→ **Given request**: Filter this data down to the lines that hold "single", and copy them.

→ **Data provided**:
....
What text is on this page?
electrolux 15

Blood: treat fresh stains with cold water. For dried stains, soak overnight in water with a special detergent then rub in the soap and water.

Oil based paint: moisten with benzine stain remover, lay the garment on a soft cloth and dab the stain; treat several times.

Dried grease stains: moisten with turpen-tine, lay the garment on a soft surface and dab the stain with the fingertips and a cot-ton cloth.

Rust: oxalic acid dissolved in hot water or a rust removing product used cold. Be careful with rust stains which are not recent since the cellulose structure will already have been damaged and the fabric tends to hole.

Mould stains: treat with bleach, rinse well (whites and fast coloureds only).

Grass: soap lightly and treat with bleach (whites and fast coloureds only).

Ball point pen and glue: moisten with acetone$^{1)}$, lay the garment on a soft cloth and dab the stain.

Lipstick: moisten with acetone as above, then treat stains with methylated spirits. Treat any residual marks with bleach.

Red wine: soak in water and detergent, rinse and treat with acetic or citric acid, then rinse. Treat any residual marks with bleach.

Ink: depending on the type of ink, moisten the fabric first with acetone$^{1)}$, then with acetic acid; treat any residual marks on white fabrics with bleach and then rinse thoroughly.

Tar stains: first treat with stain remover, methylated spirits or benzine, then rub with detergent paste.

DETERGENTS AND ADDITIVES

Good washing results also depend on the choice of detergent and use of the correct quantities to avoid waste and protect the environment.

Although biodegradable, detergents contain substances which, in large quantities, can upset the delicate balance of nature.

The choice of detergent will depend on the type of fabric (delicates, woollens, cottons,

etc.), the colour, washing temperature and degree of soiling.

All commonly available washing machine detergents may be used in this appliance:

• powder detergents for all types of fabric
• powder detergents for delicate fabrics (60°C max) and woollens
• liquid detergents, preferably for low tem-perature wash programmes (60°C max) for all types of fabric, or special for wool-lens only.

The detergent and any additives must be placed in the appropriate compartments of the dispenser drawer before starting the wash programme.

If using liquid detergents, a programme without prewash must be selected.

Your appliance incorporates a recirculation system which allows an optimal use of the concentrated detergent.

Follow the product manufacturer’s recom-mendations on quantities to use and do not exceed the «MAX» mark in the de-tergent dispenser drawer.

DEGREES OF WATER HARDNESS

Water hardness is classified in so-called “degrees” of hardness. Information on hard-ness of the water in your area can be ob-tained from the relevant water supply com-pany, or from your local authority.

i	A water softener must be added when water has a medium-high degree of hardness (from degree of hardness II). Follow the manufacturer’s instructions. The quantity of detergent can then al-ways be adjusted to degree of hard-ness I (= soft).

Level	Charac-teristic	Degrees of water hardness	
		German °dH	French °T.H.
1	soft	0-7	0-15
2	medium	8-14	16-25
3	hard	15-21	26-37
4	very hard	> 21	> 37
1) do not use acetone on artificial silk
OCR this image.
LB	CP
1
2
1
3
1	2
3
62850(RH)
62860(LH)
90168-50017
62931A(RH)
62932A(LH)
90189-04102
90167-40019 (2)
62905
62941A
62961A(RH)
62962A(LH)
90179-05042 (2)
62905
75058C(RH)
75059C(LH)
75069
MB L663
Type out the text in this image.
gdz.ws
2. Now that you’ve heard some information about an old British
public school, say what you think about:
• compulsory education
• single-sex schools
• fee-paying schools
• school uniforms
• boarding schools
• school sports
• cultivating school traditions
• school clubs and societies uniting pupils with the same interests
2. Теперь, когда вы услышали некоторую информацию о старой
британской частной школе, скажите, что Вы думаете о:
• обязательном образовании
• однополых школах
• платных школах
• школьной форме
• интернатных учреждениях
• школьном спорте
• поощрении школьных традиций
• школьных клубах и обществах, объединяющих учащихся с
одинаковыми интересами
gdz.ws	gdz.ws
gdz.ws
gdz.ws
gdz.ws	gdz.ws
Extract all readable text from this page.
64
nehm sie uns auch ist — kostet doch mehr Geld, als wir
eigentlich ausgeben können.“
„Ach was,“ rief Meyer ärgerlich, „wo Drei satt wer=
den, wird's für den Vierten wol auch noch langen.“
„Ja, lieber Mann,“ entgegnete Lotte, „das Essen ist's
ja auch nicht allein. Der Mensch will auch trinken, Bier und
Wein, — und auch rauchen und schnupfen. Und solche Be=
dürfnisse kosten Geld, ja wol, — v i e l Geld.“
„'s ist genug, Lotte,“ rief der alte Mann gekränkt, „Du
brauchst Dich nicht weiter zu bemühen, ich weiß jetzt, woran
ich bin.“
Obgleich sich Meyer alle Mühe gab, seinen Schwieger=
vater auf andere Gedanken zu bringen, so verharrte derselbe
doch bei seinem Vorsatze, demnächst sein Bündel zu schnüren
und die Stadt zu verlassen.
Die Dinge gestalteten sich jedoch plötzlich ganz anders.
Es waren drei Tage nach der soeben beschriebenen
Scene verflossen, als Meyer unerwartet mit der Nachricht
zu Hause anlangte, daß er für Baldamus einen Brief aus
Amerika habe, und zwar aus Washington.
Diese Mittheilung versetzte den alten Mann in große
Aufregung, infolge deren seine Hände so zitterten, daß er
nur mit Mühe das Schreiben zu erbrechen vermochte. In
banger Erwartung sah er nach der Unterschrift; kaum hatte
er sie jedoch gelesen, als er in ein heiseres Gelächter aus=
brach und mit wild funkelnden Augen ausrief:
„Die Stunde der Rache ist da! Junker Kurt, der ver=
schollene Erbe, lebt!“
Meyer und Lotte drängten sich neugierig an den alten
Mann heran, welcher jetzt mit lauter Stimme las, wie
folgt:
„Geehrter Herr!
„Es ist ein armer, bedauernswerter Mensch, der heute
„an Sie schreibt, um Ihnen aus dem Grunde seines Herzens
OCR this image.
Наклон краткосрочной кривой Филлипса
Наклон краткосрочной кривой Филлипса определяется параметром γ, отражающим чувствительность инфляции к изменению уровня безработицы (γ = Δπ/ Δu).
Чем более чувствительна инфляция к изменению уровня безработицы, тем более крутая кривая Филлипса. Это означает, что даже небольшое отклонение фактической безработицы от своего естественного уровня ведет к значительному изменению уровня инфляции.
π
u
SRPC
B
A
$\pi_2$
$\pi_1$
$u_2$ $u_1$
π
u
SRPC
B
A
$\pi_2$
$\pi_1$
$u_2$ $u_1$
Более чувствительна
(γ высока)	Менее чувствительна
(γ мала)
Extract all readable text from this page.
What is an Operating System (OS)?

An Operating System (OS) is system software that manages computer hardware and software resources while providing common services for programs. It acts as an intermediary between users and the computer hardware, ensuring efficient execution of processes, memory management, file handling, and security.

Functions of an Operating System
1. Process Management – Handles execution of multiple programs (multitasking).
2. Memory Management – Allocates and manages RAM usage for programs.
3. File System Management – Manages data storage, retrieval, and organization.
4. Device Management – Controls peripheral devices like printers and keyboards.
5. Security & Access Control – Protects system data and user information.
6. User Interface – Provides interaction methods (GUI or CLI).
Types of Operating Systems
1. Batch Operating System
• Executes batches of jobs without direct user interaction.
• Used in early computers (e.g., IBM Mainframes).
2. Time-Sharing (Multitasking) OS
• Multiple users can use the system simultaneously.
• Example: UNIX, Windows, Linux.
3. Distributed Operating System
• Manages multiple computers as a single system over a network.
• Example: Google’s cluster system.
....
→ **Task answer**:
• single-sex schools
• Manages multiple computers as a single system over a network.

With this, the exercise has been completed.